■ Problem statement: Everything from the line containing "Transcribe this image's" through the last line of the records below should be printed exactly, please, and nothing else.

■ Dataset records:
--- begin ---
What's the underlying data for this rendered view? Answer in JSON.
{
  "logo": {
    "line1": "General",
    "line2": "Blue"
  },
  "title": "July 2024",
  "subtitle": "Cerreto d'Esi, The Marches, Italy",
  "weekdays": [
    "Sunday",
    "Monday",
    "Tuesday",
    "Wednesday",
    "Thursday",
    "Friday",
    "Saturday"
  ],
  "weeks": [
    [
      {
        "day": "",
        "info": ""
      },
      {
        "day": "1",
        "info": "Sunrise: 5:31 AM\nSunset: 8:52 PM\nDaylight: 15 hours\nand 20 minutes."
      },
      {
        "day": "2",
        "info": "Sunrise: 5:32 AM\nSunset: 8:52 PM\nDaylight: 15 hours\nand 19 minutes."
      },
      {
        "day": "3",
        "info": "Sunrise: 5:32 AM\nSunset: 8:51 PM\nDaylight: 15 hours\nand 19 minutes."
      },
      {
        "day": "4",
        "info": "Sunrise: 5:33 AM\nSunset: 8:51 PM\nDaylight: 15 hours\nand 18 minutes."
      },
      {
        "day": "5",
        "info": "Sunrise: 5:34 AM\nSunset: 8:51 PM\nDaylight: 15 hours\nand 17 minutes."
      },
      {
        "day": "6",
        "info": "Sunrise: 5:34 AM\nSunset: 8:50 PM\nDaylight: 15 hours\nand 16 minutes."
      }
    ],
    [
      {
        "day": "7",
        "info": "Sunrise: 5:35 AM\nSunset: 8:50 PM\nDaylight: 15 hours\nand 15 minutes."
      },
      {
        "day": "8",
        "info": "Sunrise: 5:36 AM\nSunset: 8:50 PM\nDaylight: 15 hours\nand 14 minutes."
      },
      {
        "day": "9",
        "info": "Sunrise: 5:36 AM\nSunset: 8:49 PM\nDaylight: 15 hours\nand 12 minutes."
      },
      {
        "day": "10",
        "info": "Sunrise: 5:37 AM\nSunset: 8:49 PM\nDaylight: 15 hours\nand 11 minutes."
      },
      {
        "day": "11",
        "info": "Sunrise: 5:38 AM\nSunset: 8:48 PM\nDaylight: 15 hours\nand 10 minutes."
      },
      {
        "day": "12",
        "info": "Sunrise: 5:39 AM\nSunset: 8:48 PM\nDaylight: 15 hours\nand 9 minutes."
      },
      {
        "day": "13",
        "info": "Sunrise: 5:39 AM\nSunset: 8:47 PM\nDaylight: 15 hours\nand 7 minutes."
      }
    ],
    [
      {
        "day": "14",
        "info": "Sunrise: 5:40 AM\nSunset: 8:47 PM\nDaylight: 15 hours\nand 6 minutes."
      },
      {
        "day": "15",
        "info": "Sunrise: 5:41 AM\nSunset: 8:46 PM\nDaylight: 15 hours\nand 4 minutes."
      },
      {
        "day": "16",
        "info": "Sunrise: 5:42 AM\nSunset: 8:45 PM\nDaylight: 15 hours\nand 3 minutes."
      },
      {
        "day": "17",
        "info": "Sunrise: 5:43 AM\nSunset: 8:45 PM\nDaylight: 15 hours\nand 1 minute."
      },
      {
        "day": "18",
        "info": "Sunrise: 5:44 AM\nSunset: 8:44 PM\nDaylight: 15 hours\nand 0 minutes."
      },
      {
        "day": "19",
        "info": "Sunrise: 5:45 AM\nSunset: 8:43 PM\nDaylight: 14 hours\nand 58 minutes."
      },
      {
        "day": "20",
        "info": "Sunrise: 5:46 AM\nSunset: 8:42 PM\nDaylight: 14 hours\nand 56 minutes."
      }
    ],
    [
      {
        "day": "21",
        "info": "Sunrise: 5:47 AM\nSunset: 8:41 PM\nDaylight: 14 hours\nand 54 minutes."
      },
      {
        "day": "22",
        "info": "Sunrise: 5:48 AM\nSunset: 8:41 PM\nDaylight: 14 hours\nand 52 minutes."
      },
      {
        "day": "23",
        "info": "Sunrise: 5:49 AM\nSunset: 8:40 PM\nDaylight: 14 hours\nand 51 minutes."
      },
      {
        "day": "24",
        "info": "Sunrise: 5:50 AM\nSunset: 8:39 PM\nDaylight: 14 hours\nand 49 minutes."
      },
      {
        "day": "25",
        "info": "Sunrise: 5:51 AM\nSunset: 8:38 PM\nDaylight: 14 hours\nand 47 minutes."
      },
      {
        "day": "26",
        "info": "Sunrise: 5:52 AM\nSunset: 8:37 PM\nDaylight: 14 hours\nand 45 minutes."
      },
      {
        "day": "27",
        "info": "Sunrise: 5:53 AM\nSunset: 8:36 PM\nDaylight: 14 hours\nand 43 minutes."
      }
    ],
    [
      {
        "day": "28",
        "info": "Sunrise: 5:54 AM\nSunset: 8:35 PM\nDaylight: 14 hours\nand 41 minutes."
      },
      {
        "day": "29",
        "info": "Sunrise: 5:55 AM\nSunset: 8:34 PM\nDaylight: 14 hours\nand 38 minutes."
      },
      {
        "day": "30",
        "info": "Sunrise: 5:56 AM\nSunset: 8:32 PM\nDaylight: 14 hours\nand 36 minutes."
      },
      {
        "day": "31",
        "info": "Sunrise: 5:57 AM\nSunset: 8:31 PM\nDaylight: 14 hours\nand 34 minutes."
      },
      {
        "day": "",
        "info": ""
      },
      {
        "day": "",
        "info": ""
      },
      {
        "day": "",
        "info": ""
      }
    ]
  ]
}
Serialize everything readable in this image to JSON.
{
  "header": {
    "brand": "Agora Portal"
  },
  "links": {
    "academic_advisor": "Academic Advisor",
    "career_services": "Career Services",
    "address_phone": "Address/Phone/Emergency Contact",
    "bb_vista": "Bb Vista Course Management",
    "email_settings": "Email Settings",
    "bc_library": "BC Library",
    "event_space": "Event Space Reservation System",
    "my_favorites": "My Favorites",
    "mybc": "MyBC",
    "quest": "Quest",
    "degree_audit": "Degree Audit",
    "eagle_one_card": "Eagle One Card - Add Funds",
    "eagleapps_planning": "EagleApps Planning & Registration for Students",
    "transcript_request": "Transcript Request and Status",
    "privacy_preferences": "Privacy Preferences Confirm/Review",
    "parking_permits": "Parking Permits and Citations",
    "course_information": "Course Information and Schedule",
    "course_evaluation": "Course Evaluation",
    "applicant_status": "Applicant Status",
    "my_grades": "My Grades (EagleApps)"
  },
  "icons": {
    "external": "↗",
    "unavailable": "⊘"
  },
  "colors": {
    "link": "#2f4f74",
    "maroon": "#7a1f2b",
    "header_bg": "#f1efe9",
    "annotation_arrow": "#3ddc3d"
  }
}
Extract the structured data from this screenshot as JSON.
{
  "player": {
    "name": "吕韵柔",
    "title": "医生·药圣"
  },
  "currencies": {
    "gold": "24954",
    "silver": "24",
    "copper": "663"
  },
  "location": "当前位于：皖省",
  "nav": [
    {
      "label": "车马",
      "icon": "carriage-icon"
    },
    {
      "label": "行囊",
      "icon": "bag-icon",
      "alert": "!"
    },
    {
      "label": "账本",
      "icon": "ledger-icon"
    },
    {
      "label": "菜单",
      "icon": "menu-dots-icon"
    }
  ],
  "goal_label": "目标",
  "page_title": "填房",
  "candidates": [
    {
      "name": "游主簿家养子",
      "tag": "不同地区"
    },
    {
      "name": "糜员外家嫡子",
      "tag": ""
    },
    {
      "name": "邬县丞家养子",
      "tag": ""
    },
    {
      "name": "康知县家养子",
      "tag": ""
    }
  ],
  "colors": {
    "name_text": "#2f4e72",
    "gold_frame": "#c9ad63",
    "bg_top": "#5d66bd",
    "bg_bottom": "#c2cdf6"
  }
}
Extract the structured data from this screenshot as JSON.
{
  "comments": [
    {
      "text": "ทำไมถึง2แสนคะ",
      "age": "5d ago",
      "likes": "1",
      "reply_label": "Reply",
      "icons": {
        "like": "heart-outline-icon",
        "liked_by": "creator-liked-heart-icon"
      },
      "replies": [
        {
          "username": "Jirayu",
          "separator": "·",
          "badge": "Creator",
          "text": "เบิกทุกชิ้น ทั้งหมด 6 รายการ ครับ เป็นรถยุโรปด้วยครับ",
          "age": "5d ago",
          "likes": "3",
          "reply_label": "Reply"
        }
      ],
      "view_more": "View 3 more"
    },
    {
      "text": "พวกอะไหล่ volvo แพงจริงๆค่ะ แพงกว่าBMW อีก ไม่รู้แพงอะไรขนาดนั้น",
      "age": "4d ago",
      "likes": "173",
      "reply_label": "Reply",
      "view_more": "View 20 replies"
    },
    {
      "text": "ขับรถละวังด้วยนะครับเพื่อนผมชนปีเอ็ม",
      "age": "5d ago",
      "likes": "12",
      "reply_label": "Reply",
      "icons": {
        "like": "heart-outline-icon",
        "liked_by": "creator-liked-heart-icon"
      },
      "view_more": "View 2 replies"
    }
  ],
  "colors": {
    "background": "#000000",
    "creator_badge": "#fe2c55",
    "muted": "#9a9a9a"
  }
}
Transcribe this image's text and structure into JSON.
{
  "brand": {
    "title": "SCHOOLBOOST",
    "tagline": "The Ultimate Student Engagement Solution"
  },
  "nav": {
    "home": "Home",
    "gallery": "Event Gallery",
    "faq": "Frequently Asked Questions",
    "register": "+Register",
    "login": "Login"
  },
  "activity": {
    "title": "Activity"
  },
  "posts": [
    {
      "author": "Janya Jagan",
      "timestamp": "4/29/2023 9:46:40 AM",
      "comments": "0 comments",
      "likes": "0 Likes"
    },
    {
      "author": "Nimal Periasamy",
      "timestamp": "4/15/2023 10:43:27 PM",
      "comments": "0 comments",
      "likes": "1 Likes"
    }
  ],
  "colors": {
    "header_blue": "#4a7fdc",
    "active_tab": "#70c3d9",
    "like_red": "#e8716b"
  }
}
--- end ---
■ Solution:
Transcribe this image's text and structure into JSON.
{
  "brand": {
    "title": "SCHOOLBOOST",
    "tagline": "The Ultimate Student Engagement Solution"
  },
  "nav": {
    "home": "Home",
    "gallery": "Event Gallery",
    "faq": "Frequently Asked Questions",
    "register": "+Register",
    "login": "Login"
  },
  "activity": {
    "title": "Activity"
  },
  "posts": [
    {
      "author": "Janya Jagan",
      "timestamp": "4/29/2023 9:46:40 AM",
      "comments": "0 comments",
      "likes": "0 Likes"
    },
    {
      "author": "Nimal Periasamy",
      "timestamp": "4/15/2023 10:43:27 PM",
      "comments": "0 comments",
      "likes": "1 Likes"
    }
  ],
  "colors": {
    "header_blue": "#4a7fdc",
    "active_tab": "#70c3d9",
    "like_red": "#e8716b"
  }
}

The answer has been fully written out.